SHORT EXERCISE
Go through the listing beneath this task and return every line that carries the string "cheating".

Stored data
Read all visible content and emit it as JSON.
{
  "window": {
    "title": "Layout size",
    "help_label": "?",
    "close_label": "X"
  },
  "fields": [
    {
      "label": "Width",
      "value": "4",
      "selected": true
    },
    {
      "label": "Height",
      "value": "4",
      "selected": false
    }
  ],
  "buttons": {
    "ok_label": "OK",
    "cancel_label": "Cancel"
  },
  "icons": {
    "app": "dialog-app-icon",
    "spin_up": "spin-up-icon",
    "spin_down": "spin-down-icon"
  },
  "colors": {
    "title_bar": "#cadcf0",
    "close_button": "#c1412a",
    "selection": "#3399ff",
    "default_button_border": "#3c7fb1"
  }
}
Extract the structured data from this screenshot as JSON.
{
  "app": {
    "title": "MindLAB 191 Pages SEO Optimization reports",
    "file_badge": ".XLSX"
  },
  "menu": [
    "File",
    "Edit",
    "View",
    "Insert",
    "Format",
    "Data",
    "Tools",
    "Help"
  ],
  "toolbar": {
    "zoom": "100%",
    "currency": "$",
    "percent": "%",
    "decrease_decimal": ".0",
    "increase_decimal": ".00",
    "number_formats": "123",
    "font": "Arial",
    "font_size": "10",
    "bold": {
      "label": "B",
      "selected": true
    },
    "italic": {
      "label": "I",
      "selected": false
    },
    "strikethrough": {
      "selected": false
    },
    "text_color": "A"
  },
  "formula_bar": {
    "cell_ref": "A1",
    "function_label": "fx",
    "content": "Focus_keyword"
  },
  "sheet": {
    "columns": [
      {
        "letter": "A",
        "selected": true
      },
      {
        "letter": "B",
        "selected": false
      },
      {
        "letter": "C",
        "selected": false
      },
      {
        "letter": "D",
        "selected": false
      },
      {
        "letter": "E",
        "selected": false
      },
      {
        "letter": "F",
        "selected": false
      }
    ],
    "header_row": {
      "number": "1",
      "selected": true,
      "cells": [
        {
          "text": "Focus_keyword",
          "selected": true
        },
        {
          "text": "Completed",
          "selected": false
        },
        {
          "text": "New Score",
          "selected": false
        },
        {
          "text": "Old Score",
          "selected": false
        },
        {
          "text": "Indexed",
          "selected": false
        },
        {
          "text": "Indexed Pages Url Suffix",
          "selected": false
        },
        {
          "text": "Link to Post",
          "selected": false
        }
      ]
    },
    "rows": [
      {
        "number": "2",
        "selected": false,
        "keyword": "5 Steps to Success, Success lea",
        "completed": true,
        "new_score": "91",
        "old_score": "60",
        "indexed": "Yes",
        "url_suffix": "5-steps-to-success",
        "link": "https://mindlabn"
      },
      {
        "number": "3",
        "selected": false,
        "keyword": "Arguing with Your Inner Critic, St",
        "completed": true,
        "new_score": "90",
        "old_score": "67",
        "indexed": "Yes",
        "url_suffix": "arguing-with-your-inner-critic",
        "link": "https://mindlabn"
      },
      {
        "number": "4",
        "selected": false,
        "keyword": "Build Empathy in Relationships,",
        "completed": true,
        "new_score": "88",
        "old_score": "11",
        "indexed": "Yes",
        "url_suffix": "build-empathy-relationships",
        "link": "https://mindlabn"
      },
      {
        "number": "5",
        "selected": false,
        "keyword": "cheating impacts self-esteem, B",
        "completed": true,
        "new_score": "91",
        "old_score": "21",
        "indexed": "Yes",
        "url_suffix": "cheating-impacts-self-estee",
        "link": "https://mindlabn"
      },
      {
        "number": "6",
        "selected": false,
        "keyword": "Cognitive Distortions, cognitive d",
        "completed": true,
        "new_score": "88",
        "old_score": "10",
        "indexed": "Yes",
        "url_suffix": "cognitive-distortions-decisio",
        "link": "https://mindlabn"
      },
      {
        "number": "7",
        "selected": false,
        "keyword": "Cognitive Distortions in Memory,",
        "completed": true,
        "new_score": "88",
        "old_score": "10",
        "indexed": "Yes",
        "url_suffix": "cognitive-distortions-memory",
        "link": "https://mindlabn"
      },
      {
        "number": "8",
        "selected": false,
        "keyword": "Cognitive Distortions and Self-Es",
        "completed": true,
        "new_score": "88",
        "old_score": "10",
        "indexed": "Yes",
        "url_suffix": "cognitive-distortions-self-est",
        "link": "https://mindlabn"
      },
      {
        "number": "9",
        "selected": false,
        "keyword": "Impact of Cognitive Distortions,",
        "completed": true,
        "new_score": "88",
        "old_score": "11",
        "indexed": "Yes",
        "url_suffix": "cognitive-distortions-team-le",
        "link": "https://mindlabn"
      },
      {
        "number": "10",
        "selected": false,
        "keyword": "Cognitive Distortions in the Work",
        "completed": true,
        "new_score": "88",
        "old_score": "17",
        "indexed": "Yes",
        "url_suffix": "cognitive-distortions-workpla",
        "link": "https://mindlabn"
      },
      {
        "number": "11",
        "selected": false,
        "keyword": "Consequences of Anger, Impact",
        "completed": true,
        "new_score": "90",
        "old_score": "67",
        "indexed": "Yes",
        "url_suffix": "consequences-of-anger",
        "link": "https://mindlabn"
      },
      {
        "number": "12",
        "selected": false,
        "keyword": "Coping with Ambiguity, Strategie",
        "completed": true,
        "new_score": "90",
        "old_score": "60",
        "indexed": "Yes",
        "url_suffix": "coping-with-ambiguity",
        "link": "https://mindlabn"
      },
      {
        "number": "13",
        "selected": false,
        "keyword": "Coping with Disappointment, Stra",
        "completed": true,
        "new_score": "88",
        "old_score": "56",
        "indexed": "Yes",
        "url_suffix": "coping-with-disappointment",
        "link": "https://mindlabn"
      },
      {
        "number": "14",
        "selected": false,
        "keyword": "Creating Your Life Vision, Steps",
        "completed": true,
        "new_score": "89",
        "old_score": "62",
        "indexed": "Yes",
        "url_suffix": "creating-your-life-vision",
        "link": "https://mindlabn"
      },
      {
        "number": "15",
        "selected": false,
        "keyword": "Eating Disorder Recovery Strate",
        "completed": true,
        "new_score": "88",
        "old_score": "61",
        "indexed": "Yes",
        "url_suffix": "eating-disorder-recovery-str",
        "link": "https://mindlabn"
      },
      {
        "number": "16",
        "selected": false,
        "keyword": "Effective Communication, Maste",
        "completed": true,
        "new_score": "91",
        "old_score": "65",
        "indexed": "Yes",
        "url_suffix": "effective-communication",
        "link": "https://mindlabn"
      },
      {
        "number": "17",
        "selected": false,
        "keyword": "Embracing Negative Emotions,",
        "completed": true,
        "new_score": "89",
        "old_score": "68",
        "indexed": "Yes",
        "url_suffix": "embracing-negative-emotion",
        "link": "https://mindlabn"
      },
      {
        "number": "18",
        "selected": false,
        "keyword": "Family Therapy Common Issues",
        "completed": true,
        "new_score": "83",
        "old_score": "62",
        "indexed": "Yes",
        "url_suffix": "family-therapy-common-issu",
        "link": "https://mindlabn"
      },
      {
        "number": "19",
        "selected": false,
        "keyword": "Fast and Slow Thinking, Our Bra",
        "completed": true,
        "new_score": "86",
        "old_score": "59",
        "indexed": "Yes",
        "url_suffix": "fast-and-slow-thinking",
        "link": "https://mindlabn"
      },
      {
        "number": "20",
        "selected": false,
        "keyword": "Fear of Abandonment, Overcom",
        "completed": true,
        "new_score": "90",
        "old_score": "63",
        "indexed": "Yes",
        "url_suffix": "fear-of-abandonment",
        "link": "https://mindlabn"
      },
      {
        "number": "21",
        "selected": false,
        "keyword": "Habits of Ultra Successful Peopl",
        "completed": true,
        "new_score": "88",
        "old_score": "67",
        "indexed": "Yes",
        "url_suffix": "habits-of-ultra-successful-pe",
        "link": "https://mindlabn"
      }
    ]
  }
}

THE RESPONSE
        "keyword": "cheating impacts self-esteem, B",
        "url_suffix": "cheating-impacts-self-estee",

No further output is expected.